» CONSIGNE 1
Modifiez le passage du texte sur la photo du baiser qui s'ouvre sur les mots contenant « Un baiser viral » et se termine par « avait été embrassée. », en remplaçant « marin » par « soldat ».
» CONSIGNE 2
Dans le texte sur la photo du baiser, à quelle date le blogue de la Londonienne a-t-il été publié ?
» CONSIGNE 3
Prolongez le texte sur la photo du baiser à partir de sa dernière phrase.

== SECTION DU DOCUMENT

Dans la nuit du 8 octobre, je fais un de ces rêves en boucle, avec une scène qui se répète en diverses variations.
Il s'agit du baiser entre un matelot et une infirmière photographié sur le vif par Alfred Eisenstaedt pour le magazine LIFE, le jour où on a annoncé la fin de la deuxième guerre mondiale. (Peut-être parce que la semaine d'avant, j'avais photographié une murale inspirée de cette photo, qu'on pouvait admirer le long du sentier High Line à New York.)
Le lendemain matin, j'ouvre le Globe et tombe sur un article sur la fameuse photo. Apparemment, un blogue écrit là-dessus récemment vient de faire couler beaucoup d'encre!
Un baiser viral
Une bloggeure de Londre a analysé ce baiser comme une représentation d'une aggression sexuelle plutôt que d'une célébration. Son blogue, publié le 30 septembre 2012, est devenu viral la semaine dernière. Entre autre, on peut y lire: "The fact that this much-loved photo is a depiction of sexual assault, rather than passion, is an uncomfortable truth". Les faits que relève l'auteure du blogue sont que le marin et l'infirmière étaient en fait de parfaits inconnus, que le gars était saoul, et que la fille n'avait pas embrassé, elle avait été embrassée.
Aggression sexuelle? Mais je rêve!
En fouillant un peu, j'ai trouvé cet article du 18 juin 2012, dans lequel un journaliste a interviewé le marin et sa femme (qui n'est pas l'infirmière). Dans l'article, on apprend que c'était le premier rendez-vous du marin et de sa future femme. Qu'ils étaient au cinéma mais que tout le monde est sorti dans la rue en plein milieu du film, qui ne pouvait faire compétition à l'extraordinaire nouvelle que la guerre était terminée.

====
== EXTRAIT DE DONNÉES

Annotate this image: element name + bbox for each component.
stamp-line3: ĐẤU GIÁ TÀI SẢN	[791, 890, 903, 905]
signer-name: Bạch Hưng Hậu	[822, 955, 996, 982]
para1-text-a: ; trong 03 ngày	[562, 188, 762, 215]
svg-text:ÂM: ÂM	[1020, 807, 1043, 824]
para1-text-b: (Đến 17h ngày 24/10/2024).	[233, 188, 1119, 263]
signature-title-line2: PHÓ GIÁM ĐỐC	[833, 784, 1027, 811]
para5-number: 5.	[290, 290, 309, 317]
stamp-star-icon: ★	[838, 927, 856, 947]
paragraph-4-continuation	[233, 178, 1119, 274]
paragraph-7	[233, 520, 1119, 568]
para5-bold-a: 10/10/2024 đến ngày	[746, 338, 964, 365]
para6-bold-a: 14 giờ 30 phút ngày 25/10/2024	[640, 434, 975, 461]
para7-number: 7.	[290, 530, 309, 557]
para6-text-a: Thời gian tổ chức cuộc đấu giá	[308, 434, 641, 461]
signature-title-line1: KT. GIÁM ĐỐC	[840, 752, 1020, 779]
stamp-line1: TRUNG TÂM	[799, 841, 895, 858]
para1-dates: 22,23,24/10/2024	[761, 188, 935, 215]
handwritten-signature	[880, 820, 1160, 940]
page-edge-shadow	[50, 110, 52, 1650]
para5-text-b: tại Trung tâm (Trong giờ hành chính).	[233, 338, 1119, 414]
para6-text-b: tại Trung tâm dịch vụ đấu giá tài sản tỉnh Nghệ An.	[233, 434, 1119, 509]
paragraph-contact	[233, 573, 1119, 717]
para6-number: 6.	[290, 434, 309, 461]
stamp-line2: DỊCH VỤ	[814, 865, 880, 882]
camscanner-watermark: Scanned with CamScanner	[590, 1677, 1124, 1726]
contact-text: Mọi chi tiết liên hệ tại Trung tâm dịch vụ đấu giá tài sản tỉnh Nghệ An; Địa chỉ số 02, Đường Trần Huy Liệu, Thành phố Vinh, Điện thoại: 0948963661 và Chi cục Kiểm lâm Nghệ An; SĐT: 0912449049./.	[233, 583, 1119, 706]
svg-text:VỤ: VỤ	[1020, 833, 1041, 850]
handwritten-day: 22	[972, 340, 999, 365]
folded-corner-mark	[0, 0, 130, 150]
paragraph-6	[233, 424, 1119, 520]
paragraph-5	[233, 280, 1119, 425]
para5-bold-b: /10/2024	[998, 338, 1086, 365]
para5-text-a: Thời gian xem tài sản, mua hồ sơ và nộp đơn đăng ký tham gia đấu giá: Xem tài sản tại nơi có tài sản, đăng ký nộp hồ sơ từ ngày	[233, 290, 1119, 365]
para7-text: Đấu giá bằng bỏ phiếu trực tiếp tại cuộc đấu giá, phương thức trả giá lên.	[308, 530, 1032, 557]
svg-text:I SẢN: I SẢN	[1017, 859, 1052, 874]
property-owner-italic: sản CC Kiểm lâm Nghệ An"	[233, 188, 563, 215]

====

» RÉSULTAT 1
Un baiser viral
Une bloggeure de Londre a analysé ce baiser comme une représentation d'une aggression sexuelle plutôt que d'une célébration. Son blogue, publié le 30 septembre 2012, est devenu viral la semaine dernière. Entre autre, on peut y lire: "The fact that this much-loved photo is a depiction of sexual assault, rather than passion, is an uncomfortable truth". Les faits que relève l'auteure du blogue sont que le soldat et l'infirmière étaient en fait de parfaits inconnus, que le gars était saoul, et que la fille n'avait pas embrassé, elle avait été embrassée.

» RÉSULTAT 2
Le 30 septembre 2012.

» RÉSULTAT 3
Bien sûr, la jeune infirmière, femme de son époque, se devait de confirmer qu'elle n'avait pas choisi d'embrasser un inconnu. Mais tout comme la future femme du marin, qui n'en a jamais voulu à son futur, ne peut-on pas imaginer que l'infirmière était toute aussi prise par la fièvre collective (vous avez déjà vu comment des gars machos s'embrassent quand les Canadiens marquent le but qui leur assure la coupe Stanley?) et qu'elle a vécu ce baiser pour ce que c'était? Une jubilation plus grande que soi, à la fin d'une longue guerre ignoble.
On peut aussi lire dans cet article que le marin et l'infirmière se sont revu plusieurs fois depuis, et cordialement.
L'art et les émotions
Tout est dans la perception, n'est-ce pas? Peu importe l'histoire personnelle derrière cette photo, des millions de personnes ont ressenti la jubilation du V-Day en 1945 en la regardant. Des millions de personnes se sont imaginé une histoire qui les a touchées en la regardant. Et cette histoire leur appartient.